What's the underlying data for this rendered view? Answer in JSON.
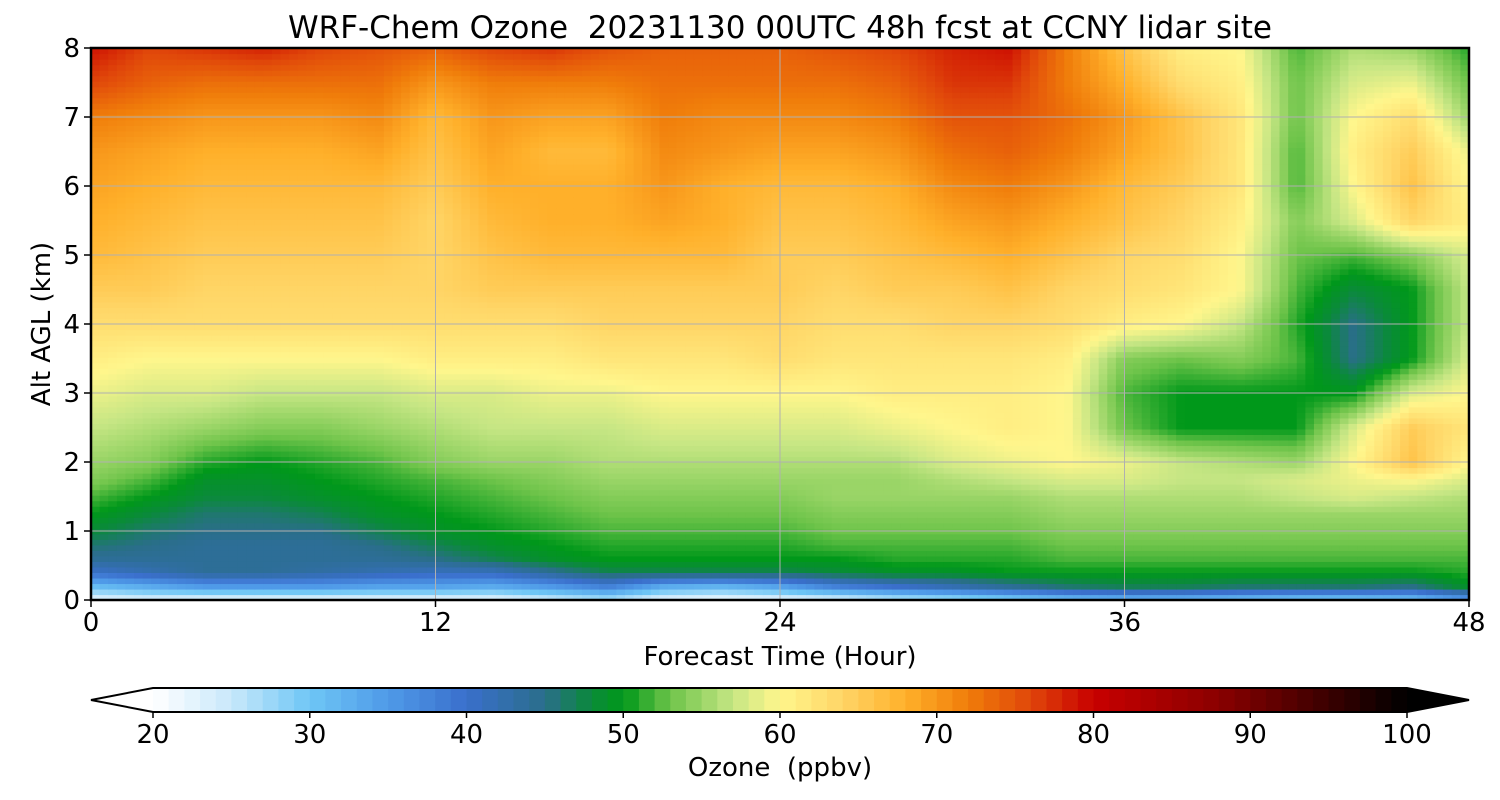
{
  "chart_data": {
    "type": "heatmap",
    "title": "WRF-Chem Ozone  20231130 00UTC 48h fcst at CCNY lidar site",
    "xlabel": "Forecast Time (Hour)",
    "ylabel": "Alt AGL (km)",
    "xlim": [
      0,
      48
    ],
    "ylim": [
      0,
      8
    ],
    "xticks": [
      0,
      12,
      24,
      36,
      48
    ],
    "yticks": [
      0,
      1,
      2,
      3,
      4,
      5,
      6,
      7,
      8
    ],
    "grid": true,
    "x": [
      0,
      2,
      4,
      6,
      8,
      10,
      12,
      14,
      16,
      18,
      20,
      22,
      24,
      26,
      28,
      30,
      32,
      34,
      36,
      38,
      40,
      42,
      44,
      46,
      48
    ],
    "y": [
      0,
      0.2,
      0.4,
      0.6,
      0.8,
      1,
      1.25,
      1.5,
      1.75,
      2,
      2.5,
      3,
      3.5,
      4,
      4.5,
      5,
      5.5,
      6,
      6.5,
      7,
      7.5,
      8
    ],
    "z": [
      [
        22,
        23,
        22,
        22,
        22,
        22,
        22,
        22,
        24,
        26,
        22,
        21,
        22,
        23,
        25,
        26,
        28,
        30,
        31,
        31,
        30,
        29,
        29,
        30,
        34
      ],
      [
        31,
        33,
        35,
        35,
        35,
        34,
        34,
        33,
        35,
        38,
        33,
        32,
        34,
        38,
        40,
        42,
        44,
        46,
        47,
        47,
        46,
        46,
        46,
        45,
        49
      ],
      [
        40,
        42,
        44,
        44,
        43,
        42,
        41,
        41,
        44,
        47,
        47,
        47,
        47,
        48,
        49,
        49,
        50,
        50,
        50,
        50,
        50,
        50,
        50,
        50,
        51
      ],
      [
        44,
        44,
        44,
        44,
        44,
        44,
        45,
        47,
        49,
        50,
        50,
        50,
        50,
        50,
        51,
        51,
        51,
        52,
        52,
        52,
        52,
        52,
        52,
        52,
        52
      ],
      [
        46,
        45,
        44,
        44,
        44,
        45,
        47,
        49,
        50,
        51,
        51,
        51,
        51,
        52,
        52,
        52,
        52,
        53,
        53,
        53,
        53,
        53,
        53,
        53,
        53
      ],
      [
        48,
        46,
        45,
        45,
        45,
        47,
        49,
        50,
        51,
        52,
        52,
        52,
        52,
        53,
        53,
        53,
        53,
        54,
        54,
        54,
        54,
        54,
        54,
        54,
        54
      ],
      [
        50,
        48,
        46,
        46,
        47,
        49,
        50,
        51,
        52,
        53,
        53,
        53,
        53,
        54,
        54,
        54,
        54,
        55,
        55,
        55,
        55,
        55,
        55,
        55,
        55
      ],
      [
        52,
        50,
        48,
        48,
        49,
        50,
        51,
        52,
        53,
        54,
        54,
        54,
        54,
        55,
        55,
        55,
        55,
        56,
        56,
        56,
        56,
        57,
        58,
        57,
        56
      ],
      [
        54,
        52,
        49,
        49,
        50,
        51,
        52,
        53,
        54,
        55,
        55,
        55,
        55,
        55,
        55,
        56,
        57,
        58,
        58,
        57,
        57,
        58,
        59,
        60,
        58
      ],
      [
        55,
        54,
        51,
        50,
        51,
        52,
        54,
        55,
        55,
        56,
        56,
        56,
        56,
        56,
        56,
        58,
        59,
        60,
        59,
        57,
        56,
        55,
        60,
        66,
        60
      ],
      [
        57,
        56,
        55,
        54,
        54,
        55,
        56,
        57,
        57,
        57,
        58,
        58,
        58,
        58,
        59,
        60,
        61,
        60,
        53,
        50,
        50,
        50,
        58,
        65,
        62
      ],
      [
        59,
        58,
        58,
        57,
        57,
        57,
        58,
        58,
        59,
        59,
        60,
        60,
        60,
        60,
        61,
        61,
        61,
        60,
        52,
        50,
        50,
        50,
        50,
        58,
        60
      ],
      [
        61,
        60,
        60,
        60,
        60,
        60,
        61,
        61,
        61,
        62,
        62,
        62,
        63,
        62,
        62,
        62,
        62,
        61,
        54,
        53,
        54,
        52,
        45,
        50,
        58
      ],
      [
        63,
        63,
        63,
        63,
        63,
        63,
        63,
        63,
        63,
        64,
        64,
        64,
        64,
        63,
        63,
        64,
        64,
        63,
        61,
        60,
        57,
        51,
        45,
        50,
        57
      ],
      [
        65,
        65,
        64,
        64,
        64,
        64,
        64,
        65,
        65,
        65,
        65,
        65,
        65,
        64,
        65,
        65,
        66,
        64,
        63,
        62,
        60,
        52,
        48,
        50,
        57
      ],
      [
        67,
        66,
        65,
        65,
        65,
        65,
        64,
        66,
        67,
        67,
        67,
        67,
        65,
        65,
        66,
        67,
        68,
        66,
        64,
        63,
        60,
        53,
        52,
        54,
        58
      ],
      [
        68,
        67,
        66,
        66,
        66,
        66,
        64,
        67,
        68,
        68,
        69,
        68,
        66,
        66,
        67,
        69,
        70,
        68,
        66,
        64,
        61,
        54,
        58,
        64,
        61
      ],
      [
        69,
        68,
        67,
        67,
        67,
        67,
        65,
        68,
        68,
        68,
        70,
        68,
        67,
        67,
        68,
        71,
        72,
        70,
        67,
        65,
        62,
        52,
        60,
        66,
        60
      ],
      [
        70,
        69,
        68,
        68,
        68,
        69,
        66,
        69,
        67,
        67,
        71,
        70,
        69,
        69,
        70,
        73,
        74,
        72,
        69,
        66,
        62,
        52,
        61,
        65,
        59
      ],
      [
        72,
        71,
        70,
        70,
        70,
        71,
        67,
        70,
        69,
        69,
        72,
        71,
        71,
        71,
        72,
        75,
        75,
        73,
        70,
        66,
        62,
        53,
        60,
        63,
        55
      ],
      [
        76,
        74,
        73,
        73,
        73,
        73,
        70,
        72,
        72,
        72,
        73,
        73,
        73,
        73,
        74,
        77,
        77,
        72,
        68,
        63,
        61,
        53,
        58,
        59,
        53
      ],
      [
        79,
        76,
        77,
        78,
        76,
        75,
        74,
        76,
        77,
        75,
        74,
        74,
        74,
        75,
        76,
        78,
        79,
        72,
        66,
        61,
        60,
        52,
        56,
        55,
        51
      ]
    ],
    "colorbar": {
      "label": "Ozone  (ppbv)",
      "min": 20,
      "max": 100,
      "ticks": [
        20,
        30,
        40,
        50,
        60,
        70,
        80,
        90,
        100
      ],
      "extend": "both",
      "stops": [
        {
          "v": 20,
          "c": "#ffffff"
        },
        {
          "v": 25,
          "c": "#c8e8fb"
        },
        {
          "v": 30,
          "c": "#6ec6f5"
        },
        {
          "v": 35,
          "c": "#4f9ae8"
        },
        {
          "v": 40,
          "c": "#3a6fcc"
        },
        {
          "v": 45,
          "c": "#2a6e8a"
        },
        {
          "v": 48,
          "c": "#0a8a3a"
        },
        {
          "v": 50,
          "c": "#00981a"
        },
        {
          "v": 53,
          "c": "#6ec44a"
        },
        {
          "v": 57,
          "c": "#c6e684"
        },
        {
          "v": 60,
          "c": "#fff68c"
        },
        {
          "v": 64,
          "c": "#ffd566"
        },
        {
          "v": 68,
          "c": "#ffb02a"
        },
        {
          "v": 72,
          "c": "#f07d0a"
        },
        {
          "v": 76,
          "c": "#e0460a"
        },
        {
          "v": 80,
          "c": "#c80000"
        },
        {
          "v": 88,
          "c": "#8a0000"
        },
        {
          "v": 95,
          "c": "#3a0000"
        },
        {
          "v": 100,
          "c": "#000000"
        }
      ]
    }
  }
}
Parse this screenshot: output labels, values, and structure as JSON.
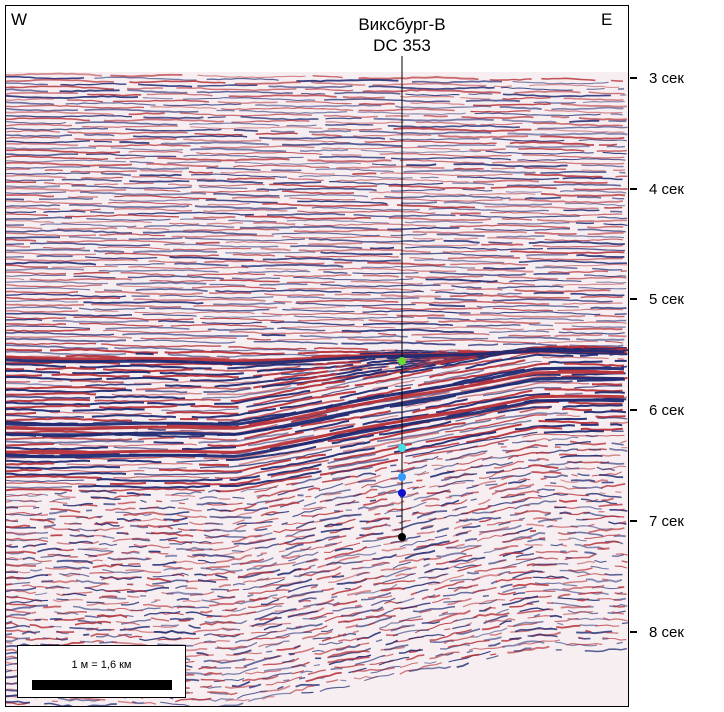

☆ ☆ ☆ ☆ ☆ ☆ ☆

GIVEN INSTRUCTION >> All of the entries above should be copied exactly, except for the pictures.

ANSWER TO THE TASK >>
What's the underlying data for this rendered view? Answer in JSON.
{
  "chart_data": {
    "type": "heatmap",
    "title": "WRF-Chem Ozone  20231130 00UTC 48h fcst at CCNY lidar site",
    "xlabel": "Forecast Time (Hour)",
    "ylabel": "Alt AGL (km)",
    "xlim": [
      0,
      48
    ],
    "ylim": [
      0,
      8
    ],
    "xticks": [
      0,
      12,
      24,
      36,
      48
    ],
    "yticks": [
      0,
      1,
      2,
      3,
      4,
      5,
      6,
      7,
      8
    ],
    "grid": true,
    "x": [
      0,
      2,
      4,
      6,
      8,
      10,
      12,
      14,
      16,
      18,
      20,
      22,
      24,
      26,
      28,
      30,
      32,
      34,
      36,
      38,
      40,
      42,
      44,
      46,
      48
    ],
    "y": [
      0,
      0.2,
      0.4,
      0.6,
      0.8,
      1,
      1.25,
      1.5,
      1.75,
      2,
      2.5,
      3,
      3.5,
      4,
      4.5,
      5,
      5.5,
      6,
      6.5,
      7,
      7.5,
      8
    ],
    "z": [
      [
        22,
        23,
        22,
        22,
        22,
        22,
        22,
        22,
        24,
        26,
        22,
        21,
        22,
        23,
        25,
        26,
        28,
        30,
        31,
        31,
        30,
        29,
        29,
        30,
        34
      ],
      [
        31,
        33,
        35,
        35,
        35,
        34,
        34,
        33,
        35,
        38,
        33,
        32,
        34,
        38,
        40,
        42,
        44,
        46,
        47,
        47,
        46,
        46,
        46,
        45,
        49
      ],
      [
        40,
        42,
        44,
        44,
        43,
        42,
        41,
        41,
        44,
        47,
        47,
        47,
        47,
        48,
        49,
        49,
        50,
        50,
        50,
        50,
        50,
        50,
        50,
        50,
        51
      ],
      [
        44,
        44,
        44,
        44,
        44,
        44,
        45,
        47,
        49,
        50,
        50,
        50,
        50,
        50,
        51,
        51,
        51,
        52,
        52,
        52,
        52,
        52,
        52,
        52,
        52
      ],
      [
        46,
        45,
        44,
        44,
        44,
        45,
        47,
        49,
        50,
        51,
        51,
        51,
        51,
        52,
        52,
        52,
        52,
        53,
        53,
        53,
        53,
        53,
        53,
        53,
        53
      ],
      [
        48,
        46,
        45,
        45,
        45,
        47,
        49,
        50,
        51,
        52,
        52,
        52,
        52,
        53,
        53,
        53,
        53,
        54,
        54,
        54,
        54,
        54,
        54,
        54,
        54
      ],
      [
        50,
        48,
        46,
        46,
        47,
        49,
        50,
        51,
        52,
        53,
        53,
        53,
        53,
        54,
        54,
        54,
        54,
        55,
        55,
        55,
        55,
        55,
        55,
        55,
        55
      ],
      [
        52,
        50,
        48,
        48,
        49,
        50,
        51,
        52,
        53,
        54,
        54,
        54,
        54,
        55,
        55,
        55,
        55,
        56,
        56,
        56,
        56,
        57,
        58,
        57,
        56
      ],
      [
        54,
        52,
        49,
        49,
        50,
        51,
        52,
        53,
        54,
        55,
        55,
        55,
        55,
        55,
        55,
        56,
        57,
        58,
        58,
        57,
        57,
        58,
        59,
        60,
        58
      ],
      [
        55,
        54,
        51,
        50,
        51,
        52,
        54,
        55,
        55,
        56,
        56,
        56,
        56,
        56,
        56,
        58,
        59,
        60,
        59,
        57,
        56,
        55,
        60,
        66,
        60
      ],
      [
        57,
        56,
        55,
        54,
        54,
        55,
        56,
        57,
        57,
        57,
        58,
        58,
        58,
        58,
        59,
        60,
        61,
        60,
        53,
        50,
        50,
        50,
        58,
        65,
        62
      ],
      [
        59,
        58,
        58,
        57,
        57,
        57,
        58,
        58,
        59,
        59,
        60,
        60,
        60,
        60,
        61,
        61,
        61,
        60,
        52,
        50,
        50,
        50,
        50,
        58,
        60
      ],
      [
        61,
        60,
        60,
        60,
        60,
        60,
        61,
        61,
        61,
        62,
        62,
        62,
        63,
        62,
        62,
        62,
        62,
        61,
        54,
        53,
        54,
        52,
        45,
        50,
        58
      ],
      [
        63,
        63,
        63,
        63,
        63,
        63,
        63,
        63,
        63,
        64,
        64,
        64,
        64,
        63,
        63,
        64,
        64,
        63,
        61,
        60,
        57,
        51,
        45,
        50,
        57
      ],
      [
        65,
        65,
        64,
        64,
        64,
        64,
        64,
        65,
        65,
        65,
        65,
        65,
        65,
        64,
        65,
        65,
        66,
        64,
        63,
        62,
        60,
        52,
        48,
        50,
        57
      ],
      [
        67,
        66,
        65,
        65,
        65,
        65,
        64,
        66,
        67,
        67,
        67,
        67,
        65,
        65,
        66,
        67,
        68,
        66,
        64,
        63,
        60,
        53,
        52,
        54,
        58
      ],
      [
        68,
        67,
        66,
        66,
        66,
        66,
        64,
        67,
        68,
        68,
        69,
        68,
        66,
        66,
        67,
        69,
        70,
        68,
        66,
        64,
        61,
        54,
        58,
        64,
        61
      ],
      [
        69,
        68,
        67,
        67,
        67,
        67,
        65,
        68,
        68,
        68,
        70,
        68,
        67,
        67,
        68,
        71,
        72,
        70,
        67,
        65,
        62,
        52,
        60,
        66,
        60
      ],
      [
        70,
        69,
        68,
        68,
        68,
        69,
        66,
        69,
        67,
        67,
        71,
        70,
        69,
        69,
        70,
        73,
        74,
        72,
        69,
        66,
        62,
        52,
        61,
        65,
        59
      ],
      [
        72,
        71,
        70,
        70,
        70,
        71,
        67,
        70,
        69,
        69,
        72,
        71,
        71,
        71,
        72,
        75,
        75,
        73,
        70,
        66,
        62,
        53,
        60,
        63,
        55
      ],
      [
        76,
        74,
        73,
        73,
        73,
        73,
        70,
        72,
        72,
        72,
        73,
        73,
        73,
        73,
        74,
        77,
        77,
        72,
        68,
        63,
        61,
        53,
        58,
        59,
        53
      ],
      [
        79,
        76,
        77,
        78,
        76,
        75,
        74,
        76,
        77,
        75,
        74,
        74,
        74,
        75,
        76,
        78,
        79,
        72,
        66,
        61,
        60,
        52,
        56,
        55,
        51
      ]
    ],
    "colorbar": {
      "label": "Ozone  (ppbv)",
      "min": 20,
      "max": 100,
      "ticks": [
        20,
        30,
        40,
        50,
        60,
        70,
        80,
        90,
        100
      ],
      "extend": "both",
      "stops": [
        {
          "v": 20,
          "c": "#ffffff"
        },
        {
          "v": 25,
          "c": "#c8e8fb"
        },
        {
          "v": 30,
          "c": "#6ec6f5"
        },
        {
          "v": 35,
          "c": "#4f9ae8"
        },
        {
          "v": 40,
          "c": "#3a6fcc"
        },
        {
          "v": 45,
          "c": "#2a6e8a"
        },
        {
          "v": 48,
          "c": "#0a8a3a"
        },
        {
          "v": 50,
          "c": "#00981a"
        },
        {
          "v": 53,
          "c": "#6ec44a"
        },
        {
          "v": 57,
          "c": "#c6e684"
        },
        {
          "v": 60,
          "c": "#fff68c"
        },
        {
          "v": 64,
          "c": "#ffd566"
        },
        {
          "v": 68,
          "c": "#ffb02a"
        },
        {
          "v": 72,
          "c": "#f07d0a"
        },
        {
          "v": 76,
          "c": "#e0460a"
        },
        {
          "v": 80,
          "c": "#c80000"
        },
        {
          "v": 88,
          "c": "#8a0000"
        },
        {
          "v": 95,
          "c": "#3a0000"
        },
        {
          "v": 100,
          "c": "#000000"
        }
      ]
    }
  }
}
Parse this screenshot: output labels, values, and structure as JSON.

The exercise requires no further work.